## To be done
Reproduce each line from the records that holds "Спортивная".

-- -- --

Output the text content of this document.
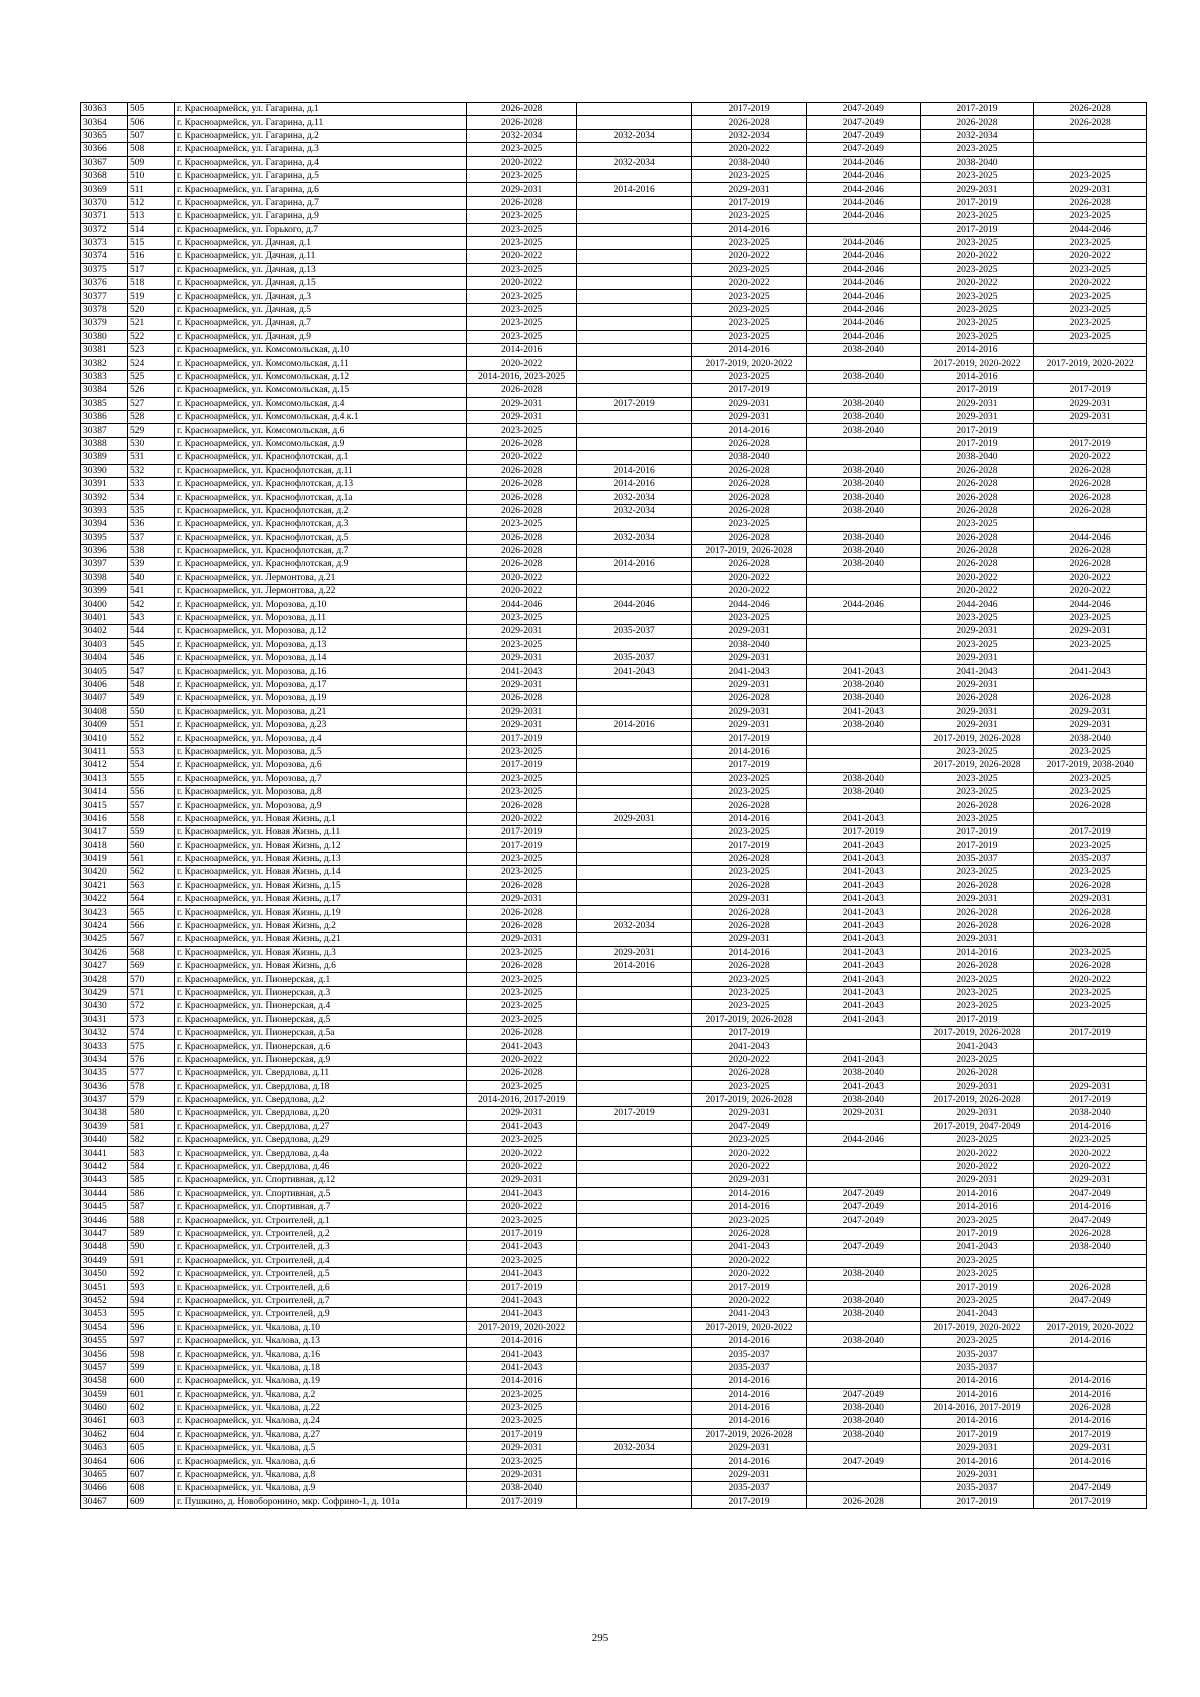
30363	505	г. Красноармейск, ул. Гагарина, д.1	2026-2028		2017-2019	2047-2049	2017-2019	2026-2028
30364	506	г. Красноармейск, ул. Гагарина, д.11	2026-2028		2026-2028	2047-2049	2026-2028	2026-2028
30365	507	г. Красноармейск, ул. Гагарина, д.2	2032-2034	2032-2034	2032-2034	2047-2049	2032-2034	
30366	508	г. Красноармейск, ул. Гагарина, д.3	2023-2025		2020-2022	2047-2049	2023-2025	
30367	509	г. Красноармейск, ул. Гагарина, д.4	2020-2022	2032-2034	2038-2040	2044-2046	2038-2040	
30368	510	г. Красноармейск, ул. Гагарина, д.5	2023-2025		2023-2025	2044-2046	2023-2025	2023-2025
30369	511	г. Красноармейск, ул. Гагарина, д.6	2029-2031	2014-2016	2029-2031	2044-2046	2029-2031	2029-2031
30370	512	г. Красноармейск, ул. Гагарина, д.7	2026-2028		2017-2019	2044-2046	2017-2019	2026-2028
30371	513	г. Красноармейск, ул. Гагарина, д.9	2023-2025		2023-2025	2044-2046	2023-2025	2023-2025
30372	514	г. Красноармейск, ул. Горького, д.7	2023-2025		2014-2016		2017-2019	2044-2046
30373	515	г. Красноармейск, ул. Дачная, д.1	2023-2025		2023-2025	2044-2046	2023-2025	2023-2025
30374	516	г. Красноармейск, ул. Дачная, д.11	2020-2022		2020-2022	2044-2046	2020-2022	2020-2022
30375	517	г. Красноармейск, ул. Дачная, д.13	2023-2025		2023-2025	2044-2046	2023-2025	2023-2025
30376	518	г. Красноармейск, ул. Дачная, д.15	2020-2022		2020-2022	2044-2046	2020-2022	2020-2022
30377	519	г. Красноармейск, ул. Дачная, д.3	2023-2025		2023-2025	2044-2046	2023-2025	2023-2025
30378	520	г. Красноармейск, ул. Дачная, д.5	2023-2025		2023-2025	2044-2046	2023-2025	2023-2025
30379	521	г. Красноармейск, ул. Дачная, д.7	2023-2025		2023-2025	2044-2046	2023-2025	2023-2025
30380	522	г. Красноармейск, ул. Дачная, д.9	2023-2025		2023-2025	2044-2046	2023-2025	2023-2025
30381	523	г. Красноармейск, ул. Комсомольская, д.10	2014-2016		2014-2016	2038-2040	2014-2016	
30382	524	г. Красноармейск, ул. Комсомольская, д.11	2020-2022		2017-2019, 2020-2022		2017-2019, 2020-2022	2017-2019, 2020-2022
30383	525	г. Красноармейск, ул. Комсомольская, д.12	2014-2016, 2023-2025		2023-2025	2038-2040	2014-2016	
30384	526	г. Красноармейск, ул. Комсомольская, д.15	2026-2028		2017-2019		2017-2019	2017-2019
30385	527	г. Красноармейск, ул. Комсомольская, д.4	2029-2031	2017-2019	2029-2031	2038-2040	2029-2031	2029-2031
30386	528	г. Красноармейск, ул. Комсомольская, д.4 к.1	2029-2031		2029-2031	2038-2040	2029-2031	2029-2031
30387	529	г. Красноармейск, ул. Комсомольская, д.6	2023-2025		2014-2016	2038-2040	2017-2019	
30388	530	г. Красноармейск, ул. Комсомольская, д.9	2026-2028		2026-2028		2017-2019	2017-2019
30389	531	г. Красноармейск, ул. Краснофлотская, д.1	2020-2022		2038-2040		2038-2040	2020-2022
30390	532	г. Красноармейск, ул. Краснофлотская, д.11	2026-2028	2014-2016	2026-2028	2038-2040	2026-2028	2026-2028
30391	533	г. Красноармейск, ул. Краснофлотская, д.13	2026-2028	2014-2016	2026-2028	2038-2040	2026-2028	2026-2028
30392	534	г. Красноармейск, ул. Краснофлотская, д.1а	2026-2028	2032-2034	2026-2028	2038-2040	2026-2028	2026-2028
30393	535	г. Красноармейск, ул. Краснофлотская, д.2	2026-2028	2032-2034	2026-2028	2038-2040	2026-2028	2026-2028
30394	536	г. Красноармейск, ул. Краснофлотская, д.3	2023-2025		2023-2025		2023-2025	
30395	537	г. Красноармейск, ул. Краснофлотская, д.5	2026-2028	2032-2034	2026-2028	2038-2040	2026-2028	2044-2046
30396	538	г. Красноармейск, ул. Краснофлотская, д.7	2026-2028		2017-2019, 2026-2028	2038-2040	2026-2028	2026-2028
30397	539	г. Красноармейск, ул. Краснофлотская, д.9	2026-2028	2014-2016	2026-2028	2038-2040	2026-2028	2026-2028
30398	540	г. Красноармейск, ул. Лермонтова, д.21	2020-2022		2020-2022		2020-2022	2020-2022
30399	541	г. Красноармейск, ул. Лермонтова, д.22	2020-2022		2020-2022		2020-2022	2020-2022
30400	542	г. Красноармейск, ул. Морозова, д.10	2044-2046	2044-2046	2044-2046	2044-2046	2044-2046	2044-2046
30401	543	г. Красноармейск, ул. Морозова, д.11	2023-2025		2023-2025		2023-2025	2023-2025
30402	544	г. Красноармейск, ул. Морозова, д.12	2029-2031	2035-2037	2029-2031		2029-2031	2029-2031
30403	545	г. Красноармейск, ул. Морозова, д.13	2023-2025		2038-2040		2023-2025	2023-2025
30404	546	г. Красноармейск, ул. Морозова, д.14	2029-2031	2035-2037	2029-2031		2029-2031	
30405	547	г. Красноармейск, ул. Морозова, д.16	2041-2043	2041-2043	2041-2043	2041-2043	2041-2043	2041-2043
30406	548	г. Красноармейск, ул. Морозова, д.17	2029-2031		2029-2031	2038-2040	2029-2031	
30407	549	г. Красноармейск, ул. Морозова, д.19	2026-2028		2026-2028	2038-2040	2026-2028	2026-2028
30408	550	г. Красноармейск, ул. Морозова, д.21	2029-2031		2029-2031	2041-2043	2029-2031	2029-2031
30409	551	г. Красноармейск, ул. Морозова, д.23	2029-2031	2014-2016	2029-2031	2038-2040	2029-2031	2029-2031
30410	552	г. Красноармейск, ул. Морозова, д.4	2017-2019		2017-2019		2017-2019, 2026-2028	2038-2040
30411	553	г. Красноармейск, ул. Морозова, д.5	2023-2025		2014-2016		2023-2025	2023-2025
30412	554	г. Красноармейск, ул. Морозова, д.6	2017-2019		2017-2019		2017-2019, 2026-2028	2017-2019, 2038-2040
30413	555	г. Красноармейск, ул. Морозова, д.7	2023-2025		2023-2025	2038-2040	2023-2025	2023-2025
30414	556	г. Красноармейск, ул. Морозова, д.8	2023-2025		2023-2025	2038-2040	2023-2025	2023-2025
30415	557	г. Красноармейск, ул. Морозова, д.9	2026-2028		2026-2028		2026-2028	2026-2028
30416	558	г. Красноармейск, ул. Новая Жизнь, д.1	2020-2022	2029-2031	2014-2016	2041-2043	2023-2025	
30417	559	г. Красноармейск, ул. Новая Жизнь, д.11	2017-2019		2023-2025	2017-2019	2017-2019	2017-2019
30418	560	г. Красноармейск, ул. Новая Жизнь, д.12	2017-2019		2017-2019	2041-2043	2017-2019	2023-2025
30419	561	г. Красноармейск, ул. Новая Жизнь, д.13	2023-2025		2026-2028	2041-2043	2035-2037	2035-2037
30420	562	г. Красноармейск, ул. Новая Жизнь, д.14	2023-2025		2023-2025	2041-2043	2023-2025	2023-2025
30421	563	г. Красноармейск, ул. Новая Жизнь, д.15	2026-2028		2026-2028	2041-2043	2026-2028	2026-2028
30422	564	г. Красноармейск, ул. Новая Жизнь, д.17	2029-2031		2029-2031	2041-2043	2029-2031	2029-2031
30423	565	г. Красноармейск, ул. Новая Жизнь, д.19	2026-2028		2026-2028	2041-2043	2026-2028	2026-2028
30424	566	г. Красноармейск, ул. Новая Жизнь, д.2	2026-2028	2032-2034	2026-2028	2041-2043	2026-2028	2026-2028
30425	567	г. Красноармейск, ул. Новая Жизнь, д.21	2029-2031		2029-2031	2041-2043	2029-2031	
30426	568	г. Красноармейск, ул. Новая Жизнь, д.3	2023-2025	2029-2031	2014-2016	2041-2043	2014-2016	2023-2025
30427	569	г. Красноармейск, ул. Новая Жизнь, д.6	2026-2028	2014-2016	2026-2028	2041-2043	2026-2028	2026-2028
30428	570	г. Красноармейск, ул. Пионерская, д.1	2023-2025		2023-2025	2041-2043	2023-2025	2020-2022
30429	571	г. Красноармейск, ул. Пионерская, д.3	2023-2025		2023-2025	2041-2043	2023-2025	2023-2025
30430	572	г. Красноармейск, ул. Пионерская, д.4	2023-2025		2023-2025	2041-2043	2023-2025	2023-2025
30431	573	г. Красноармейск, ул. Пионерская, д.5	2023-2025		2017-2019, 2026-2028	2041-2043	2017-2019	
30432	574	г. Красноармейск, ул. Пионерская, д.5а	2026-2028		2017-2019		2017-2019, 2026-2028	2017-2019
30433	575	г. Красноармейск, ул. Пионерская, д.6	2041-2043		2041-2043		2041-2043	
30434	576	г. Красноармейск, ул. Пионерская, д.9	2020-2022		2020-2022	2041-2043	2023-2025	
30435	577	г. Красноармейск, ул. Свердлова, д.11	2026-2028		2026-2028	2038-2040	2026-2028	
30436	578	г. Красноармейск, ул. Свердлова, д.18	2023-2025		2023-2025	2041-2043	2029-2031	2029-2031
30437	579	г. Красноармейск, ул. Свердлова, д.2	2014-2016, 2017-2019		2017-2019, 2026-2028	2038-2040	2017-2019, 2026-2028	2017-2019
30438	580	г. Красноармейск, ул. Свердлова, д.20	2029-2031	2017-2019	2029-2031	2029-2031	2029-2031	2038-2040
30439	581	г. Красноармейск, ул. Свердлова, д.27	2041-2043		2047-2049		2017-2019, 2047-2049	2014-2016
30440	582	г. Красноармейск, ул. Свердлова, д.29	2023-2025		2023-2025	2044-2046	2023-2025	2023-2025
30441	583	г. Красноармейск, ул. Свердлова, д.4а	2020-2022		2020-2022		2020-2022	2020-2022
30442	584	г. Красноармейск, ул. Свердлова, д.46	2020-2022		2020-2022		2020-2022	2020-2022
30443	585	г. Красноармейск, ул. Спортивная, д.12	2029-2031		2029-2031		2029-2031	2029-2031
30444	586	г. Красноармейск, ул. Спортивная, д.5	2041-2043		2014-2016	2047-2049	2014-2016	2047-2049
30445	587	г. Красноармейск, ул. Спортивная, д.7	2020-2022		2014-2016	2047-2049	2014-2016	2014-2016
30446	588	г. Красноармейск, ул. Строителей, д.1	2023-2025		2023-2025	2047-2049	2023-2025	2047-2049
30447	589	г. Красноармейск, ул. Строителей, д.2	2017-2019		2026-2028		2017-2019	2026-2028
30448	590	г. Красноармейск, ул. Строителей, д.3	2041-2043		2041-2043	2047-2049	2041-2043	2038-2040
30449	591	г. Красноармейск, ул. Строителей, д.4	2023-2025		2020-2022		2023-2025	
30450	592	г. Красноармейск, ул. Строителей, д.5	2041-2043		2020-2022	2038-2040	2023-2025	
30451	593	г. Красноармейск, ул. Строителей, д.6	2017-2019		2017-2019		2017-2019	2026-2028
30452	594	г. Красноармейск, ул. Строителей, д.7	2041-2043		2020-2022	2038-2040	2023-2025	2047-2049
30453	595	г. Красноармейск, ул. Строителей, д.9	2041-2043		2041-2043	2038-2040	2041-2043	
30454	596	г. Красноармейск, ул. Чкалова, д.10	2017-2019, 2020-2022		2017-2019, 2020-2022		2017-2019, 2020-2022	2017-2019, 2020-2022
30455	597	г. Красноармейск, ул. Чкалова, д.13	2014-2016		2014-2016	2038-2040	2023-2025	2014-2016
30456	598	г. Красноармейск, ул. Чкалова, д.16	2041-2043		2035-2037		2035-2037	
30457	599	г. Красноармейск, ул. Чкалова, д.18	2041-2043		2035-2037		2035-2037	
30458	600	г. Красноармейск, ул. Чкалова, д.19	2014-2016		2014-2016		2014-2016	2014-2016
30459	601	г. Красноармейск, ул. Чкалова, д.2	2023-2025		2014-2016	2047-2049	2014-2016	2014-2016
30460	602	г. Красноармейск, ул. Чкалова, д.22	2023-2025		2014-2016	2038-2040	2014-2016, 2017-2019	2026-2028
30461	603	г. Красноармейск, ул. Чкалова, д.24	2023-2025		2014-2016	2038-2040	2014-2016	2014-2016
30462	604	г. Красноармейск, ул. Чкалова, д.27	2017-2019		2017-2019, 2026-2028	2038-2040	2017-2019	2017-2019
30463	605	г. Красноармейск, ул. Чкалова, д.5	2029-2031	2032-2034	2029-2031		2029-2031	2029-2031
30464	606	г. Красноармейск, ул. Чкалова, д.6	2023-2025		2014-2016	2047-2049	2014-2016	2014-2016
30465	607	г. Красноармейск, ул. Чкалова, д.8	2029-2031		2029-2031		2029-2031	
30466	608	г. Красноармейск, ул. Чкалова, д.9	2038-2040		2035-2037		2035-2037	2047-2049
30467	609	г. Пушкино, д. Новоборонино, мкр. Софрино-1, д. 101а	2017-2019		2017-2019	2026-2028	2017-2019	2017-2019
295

-- -- --

## Output for this exercise
30443	585	г. Красноармейск, ул. Спортивная, д.12	2029-2031		2029-2031		2029-2031	2029-2031
30444	586	г. Красноармейск, ул. Спортивная, д.5	2041-2043		2014-2016	2047-2049	2014-2016	2047-2049
30445	587	г. Красноармейск, ул. Спортивная, д.7	2020-2022		2014-2016	2047-2049	2014-2016	2014-2016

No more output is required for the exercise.